Given problem:
Print every line of the items below unchanged, from the first item to the last.

** Begin Information given **

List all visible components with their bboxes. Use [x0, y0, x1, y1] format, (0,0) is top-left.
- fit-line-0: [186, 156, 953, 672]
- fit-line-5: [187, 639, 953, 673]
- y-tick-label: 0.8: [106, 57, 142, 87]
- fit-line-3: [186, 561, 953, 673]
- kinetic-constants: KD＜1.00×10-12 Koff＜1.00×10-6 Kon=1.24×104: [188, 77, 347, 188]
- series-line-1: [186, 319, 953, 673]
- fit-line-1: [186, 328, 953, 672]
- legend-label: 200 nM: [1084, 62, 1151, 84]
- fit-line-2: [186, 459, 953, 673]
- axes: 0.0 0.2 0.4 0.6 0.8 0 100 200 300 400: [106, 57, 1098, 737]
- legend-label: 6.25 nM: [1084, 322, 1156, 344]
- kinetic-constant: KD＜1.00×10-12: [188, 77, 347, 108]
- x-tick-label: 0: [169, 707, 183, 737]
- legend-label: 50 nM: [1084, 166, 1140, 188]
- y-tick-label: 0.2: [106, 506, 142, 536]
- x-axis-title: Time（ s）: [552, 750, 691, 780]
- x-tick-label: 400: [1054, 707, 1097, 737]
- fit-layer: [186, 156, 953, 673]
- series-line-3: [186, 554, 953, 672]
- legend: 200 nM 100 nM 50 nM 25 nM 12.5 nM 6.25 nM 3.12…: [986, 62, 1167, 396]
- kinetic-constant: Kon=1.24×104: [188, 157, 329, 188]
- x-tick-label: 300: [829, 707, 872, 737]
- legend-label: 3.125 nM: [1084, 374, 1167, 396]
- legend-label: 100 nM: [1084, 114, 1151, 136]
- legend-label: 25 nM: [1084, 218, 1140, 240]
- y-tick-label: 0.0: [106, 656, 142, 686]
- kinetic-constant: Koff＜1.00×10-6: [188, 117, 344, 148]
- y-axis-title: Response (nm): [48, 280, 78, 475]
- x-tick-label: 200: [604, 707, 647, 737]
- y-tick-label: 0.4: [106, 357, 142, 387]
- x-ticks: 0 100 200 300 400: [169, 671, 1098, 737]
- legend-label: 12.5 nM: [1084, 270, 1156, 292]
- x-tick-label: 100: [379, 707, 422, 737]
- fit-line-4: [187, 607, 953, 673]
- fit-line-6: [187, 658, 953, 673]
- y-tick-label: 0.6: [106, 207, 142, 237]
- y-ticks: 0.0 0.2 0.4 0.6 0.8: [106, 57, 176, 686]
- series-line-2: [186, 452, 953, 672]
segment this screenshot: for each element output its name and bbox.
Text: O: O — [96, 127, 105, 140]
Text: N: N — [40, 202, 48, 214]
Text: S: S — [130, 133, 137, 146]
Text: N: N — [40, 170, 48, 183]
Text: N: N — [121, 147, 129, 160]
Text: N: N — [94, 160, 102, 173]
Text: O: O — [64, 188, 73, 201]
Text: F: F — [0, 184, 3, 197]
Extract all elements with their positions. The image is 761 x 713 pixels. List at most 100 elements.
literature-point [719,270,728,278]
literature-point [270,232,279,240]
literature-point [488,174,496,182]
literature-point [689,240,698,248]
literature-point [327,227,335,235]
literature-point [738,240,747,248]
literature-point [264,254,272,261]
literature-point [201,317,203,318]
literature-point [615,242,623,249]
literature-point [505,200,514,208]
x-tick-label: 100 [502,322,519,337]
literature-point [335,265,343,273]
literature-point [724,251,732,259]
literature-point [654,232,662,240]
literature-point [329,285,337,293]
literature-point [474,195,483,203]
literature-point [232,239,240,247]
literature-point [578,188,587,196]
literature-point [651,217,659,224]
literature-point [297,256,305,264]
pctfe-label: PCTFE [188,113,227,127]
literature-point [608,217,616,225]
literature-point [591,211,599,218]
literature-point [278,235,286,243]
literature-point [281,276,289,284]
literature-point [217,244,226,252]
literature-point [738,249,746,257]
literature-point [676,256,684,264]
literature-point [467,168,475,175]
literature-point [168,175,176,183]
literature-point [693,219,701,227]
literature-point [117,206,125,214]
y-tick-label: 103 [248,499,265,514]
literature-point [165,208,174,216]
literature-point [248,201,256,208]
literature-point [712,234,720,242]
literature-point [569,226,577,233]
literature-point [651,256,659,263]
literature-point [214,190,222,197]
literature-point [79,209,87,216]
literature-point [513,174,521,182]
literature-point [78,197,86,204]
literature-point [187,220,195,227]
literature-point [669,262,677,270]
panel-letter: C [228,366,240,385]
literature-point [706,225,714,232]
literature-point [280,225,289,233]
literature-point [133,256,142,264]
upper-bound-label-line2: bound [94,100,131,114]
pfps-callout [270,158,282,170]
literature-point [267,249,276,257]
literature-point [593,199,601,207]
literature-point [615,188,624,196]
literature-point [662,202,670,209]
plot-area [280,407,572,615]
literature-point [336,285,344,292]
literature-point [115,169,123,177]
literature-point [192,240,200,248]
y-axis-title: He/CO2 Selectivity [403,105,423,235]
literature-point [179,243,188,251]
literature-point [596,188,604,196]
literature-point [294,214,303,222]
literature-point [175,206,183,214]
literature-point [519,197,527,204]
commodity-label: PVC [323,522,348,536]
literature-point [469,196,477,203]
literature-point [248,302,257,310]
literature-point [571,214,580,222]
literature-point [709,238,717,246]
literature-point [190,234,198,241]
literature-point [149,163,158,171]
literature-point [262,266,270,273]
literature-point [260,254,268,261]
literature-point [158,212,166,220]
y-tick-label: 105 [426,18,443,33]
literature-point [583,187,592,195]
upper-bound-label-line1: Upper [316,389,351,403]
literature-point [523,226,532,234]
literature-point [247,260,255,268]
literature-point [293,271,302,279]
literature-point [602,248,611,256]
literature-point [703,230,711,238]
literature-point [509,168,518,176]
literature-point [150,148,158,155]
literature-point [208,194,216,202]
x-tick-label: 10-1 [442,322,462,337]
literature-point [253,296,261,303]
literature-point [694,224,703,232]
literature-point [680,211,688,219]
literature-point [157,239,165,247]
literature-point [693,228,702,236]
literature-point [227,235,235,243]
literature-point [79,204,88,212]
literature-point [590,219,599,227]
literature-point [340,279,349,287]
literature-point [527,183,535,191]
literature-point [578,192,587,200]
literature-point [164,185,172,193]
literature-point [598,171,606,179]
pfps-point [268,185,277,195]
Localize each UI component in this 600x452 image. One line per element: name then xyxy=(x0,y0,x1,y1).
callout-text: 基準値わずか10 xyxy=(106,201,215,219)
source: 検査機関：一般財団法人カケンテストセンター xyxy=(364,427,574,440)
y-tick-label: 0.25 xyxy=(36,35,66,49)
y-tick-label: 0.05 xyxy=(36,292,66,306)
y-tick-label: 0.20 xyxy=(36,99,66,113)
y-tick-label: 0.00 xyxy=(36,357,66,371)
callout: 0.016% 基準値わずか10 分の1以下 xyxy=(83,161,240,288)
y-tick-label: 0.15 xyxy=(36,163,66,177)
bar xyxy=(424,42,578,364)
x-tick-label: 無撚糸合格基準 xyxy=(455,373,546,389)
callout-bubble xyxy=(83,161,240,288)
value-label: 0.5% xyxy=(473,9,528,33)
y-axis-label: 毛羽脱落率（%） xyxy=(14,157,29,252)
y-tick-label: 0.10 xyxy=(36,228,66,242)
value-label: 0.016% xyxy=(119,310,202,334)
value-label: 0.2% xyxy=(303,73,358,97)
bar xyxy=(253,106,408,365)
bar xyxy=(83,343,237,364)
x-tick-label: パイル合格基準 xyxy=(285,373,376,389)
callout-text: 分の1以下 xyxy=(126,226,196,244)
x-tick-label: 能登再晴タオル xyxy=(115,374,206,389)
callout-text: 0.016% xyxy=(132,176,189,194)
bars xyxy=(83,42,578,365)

** End Information given **

Task solution:
List all visible components with their bboxes. Use [x0, y0, x1, y1] format, (0,0) is top-left.
- fit-line-0: [186, 156, 953, 672]
- fit-line-5: [187, 639, 953, 673]
- y-tick-label: 0.8: [106, 57, 142, 87]
- fit-line-3: [186, 561, 953, 673]
- kinetic-constants: KD＜1.00×10-12 Koff＜1.00×10-6 Kon=1.24×104: [188, 77, 347, 188]
- series-line-1: [186, 319, 953, 673]
- fit-line-1: [186, 328, 953, 672]
- legend-label: 200 nM: [1084, 62, 1151, 84]
- fit-line-2: [186, 459, 953, 673]
- axes: 0.0 0.2 0.4 0.6 0.8 0 100 200 300 400: [106, 57, 1098, 737]
- legend-label: 6.25 nM: [1084, 322, 1156, 344]
- kinetic-constant: KD＜1.00×10-12: [188, 77, 347, 108]
- x-tick-label: 0: [169, 707, 183, 737]
- legend-label: 50 nM: [1084, 166, 1140, 188]
- y-tick-label: 0.2: [106, 506, 142, 536]
- x-axis-title: Time（ s）: [552, 750, 691, 780]
- x-tick-label: 400: [1054, 707, 1097, 737]
- fit-layer: [186, 156, 953, 673]
- series-line-3: [186, 554, 953, 672]
- legend: 200 nM 100 nM 50 nM 25 nM 12.5 nM 6.25 nM 3.12…: [986, 62, 1167, 396]
- kinetic-constant: Kon=1.24×104: [188, 157, 329, 188]
- x-tick-label: 300: [829, 707, 872, 737]
- legend-label: 3.125 nM: [1084, 374, 1167, 396]
- legend-label: 100 nM: [1084, 114, 1151, 136]
- legend-label: 25 nM: [1084, 218, 1140, 240]
- y-tick-label: 0.0: [106, 656, 142, 686]
- kinetic-constant: Koff＜1.00×10-6: [188, 117, 344, 148]
- y-axis-title: Response (nm): [48, 280, 78, 475]
- x-tick-label: 200: [604, 707, 647, 737]
- y-tick-label: 0.4: [106, 357, 142, 387]
- x-ticks: 0 100 200 300 400: [169, 671, 1098, 737]
- legend-label: 12.5 nM: [1084, 270, 1156, 292]
- x-tick-label: 100: [379, 707, 422, 737]
- fit-line-4: [187, 607, 953, 673]
- fit-line-6: [187, 658, 953, 673]
- y-tick-label: 0.6: [106, 207, 142, 237]
- y-ticks: 0.0 0.2 0.4 0.6 0.8: [106, 57, 176, 686]
- series-line-2: [186, 452, 953, 672]
segment this screenshot: for each element output its name and bbox.
Text: O: O — [96, 127, 105, 140]
Text: N: N — [40, 202, 48, 214]
Text: S: S — [130, 133, 137, 146]
Text: N: N — [40, 170, 48, 183]
Text: N: N — [121, 147, 129, 160]
Text: N: N — [94, 160, 102, 173]
Text: O: O — [64, 188, 73, 201]
Text: F: F — [0, 184, 3, 197]
Extract all elements with their positions. The image is 761 x 713 pixels. List at most 100 elements.
literature-point [719,270,728,278]
literature-point [270,232,279,240]
literature-point [488,174,496,182]
literature-point [689,240,698,248]
literature-point [327,227,335,235]
literature-point [738,240,747,248]
literature-point [264,254,272,261]
literature-point [201,317,203,318]
literature-point [615,242,623,249]
literature-point [505,200,514,208]
x-tick-label: 100 [502,322,519,337]
literature-point [335,265,343,273]
literature-point [724,251,732,259]
literature-point [654,232,662,240]
literature-point [329,285,337,293]
literature-point [474,195,483,203]
literature-point [232,239,240,247]
literature-point [578,188,587,196]
literature-point [651,217,659,224]
literature-point [297,256,305,264]
pctfe-label: PCTFE [188,113,227,127]
literature-point [608,217,616,225]
literature-point [591,211,599,218]
literature-point [278,235,286,243]
literature-point [281,276,289,284]
literature-point [217,244,226,252]
literature-point [738,249,746,257]
literature-point [676,256,684,264]
literature-point [467,168,475,175]
literature-point [168,175,176,183]
literature-point [693,219,701,227]
literature-point [117,206,125,214]
y-tick-label: 103 [248,499,265,514]
literature-point [165,208,174,216]
literature-point [248,201,256,208]
literature-point [712,234,720,242]
literature-point [569,226,577,233]
literature-point [651,256,659,263]
literature-point [214,190,222,197]
literature-point [79,209,87,216]
literature-point [513,174,521,182]
literature-point [78,197,86,204]
literature-point [187,220,195,227]
literature-point [669,262,677,270]
panel-letter: C [228,366,240,385]
literature-point [706,225,714,232]
literature-point [280,225,289,233]
literature-point [133,256,142,264]
upper-bound-label-line2: bound [94,100,131,114]
pfps-callout [270,158,282,170]
literature-point [267,249,276,257]
literature-point [593,199,601,207]
literature-point [615,188,624,196]
literature-point [662,202,670,209]
plot-area [280,407,572,615]
literature-point [336,285,344,292]
literature-point [115,169,123,177]
literature-point [192,240,200,248]
y-axis-title: He/CO2 Selectivity [403,105,423,235]
literature-point [179,243,188,251]
literature-point [596,188,604,196]
literature-point [294,214,303,222]
literature-point [175,206,183,214]
literature-point [519,197,527,204]
commodity-label: PVC [323,522,348,536]
literature-point [469,196,477,203]
literature-point [248,302,257,310]
literature-point [571,214,580,222]
literature-point [709,238,717,246]
literature-point [190,234,198,241]
literature-point [149,163,158,171]
literature-point [262,266,270,273]
literature-point [260,254,268,261]
literature-point [158,212,166,220]
y-tick-label: 105 [426,18,443,33]
literature-point [583,187,592,195]
upper-bound-label-line1: Upper [316,389,351,403]
literature-point [523,226,532,234]
literature-point [247,260,255,268]
literature-point [293,271,302,279]
literature-point [602,248,611,256]
literature-point [703,230,711,238]
literature-point [509,168,518,176]
literature-point [150,148,158,155]
literature-point [208,194,216,202]
x-tick-label: 10-1 [442,322,462,337]
literature-point [253,296,261,303]
literature-point [694,224,703,232]
literature-point [680,211,688,219]
literature-point [157,239,165,247]
literature-point [693,228,702,236]
literature-point [227,235,235,243]
literature-point [79,204,88,212]
literature-point [590,219,599,227]
literature-point [340,279,349,287]
literature-point [527,183,535,191]
literature-point [578,192,587,200]
literature-point [164,185,172,193]
literature-point [598,171,606,179]
pfps-point [268,185,277,195]
Localize each UI component in this 600x452 image. One line per element: name then xyxy=(x0,y0,x1,y1).
callout-text: 基準値わずか10 xyxy=(106,201,215,219)
source: 検査機関：一般財団法人カケンテストセンター xyxy=(364,427,574,440)
y-tick-label: 0.25 xyxy=(36,35,66,49)
y-tick-label: 0.05 xyxy=(36,292,66,306)
y-tick-label: 0.20 xyxy=(36,99,66,113)
y-tick-label: 0.00 xyxy=(36,357,66,371)
callout: 0.016% 基準値わずか10 分の1以下 xyxy=(83,161,240,288)
y-tick-label: 0.15 xyxy=(36,163,66,177)
bar xyxy=(424,42,578,364)
x-tick-label: 無撚糸合格基準 xyxy=(455,373,546,389)
callout-bubble xyxy=(83,161,240,288)
value-label: 0.5% xyxy=(473,9,528,33)
y-axis-label: 毛羽脱落率（%） xyxy=(14,157,29,252)
y-tick-label: 0.10 xyxy=(36,228,66,242)
value-label: 0.016% xyxy=(119,310,202,334)
value-label: 0.2% xyxy=(303,73,358,97)
bar xyxy=(253,106,408,365)
bar xyxy=(83,343,237,364)
x-tick-label: パイル合格基準 xyxy=(285,373,376,389)
callout-text: 分の1以下 xyxy=(126,226,196,244)
x-tick-label: 能登再晴タオル xyxy=(115,374,206,389)
callout-text: 0.016% xyxy=(132,176,189,194)
bars xyxy=(83,42,578,365)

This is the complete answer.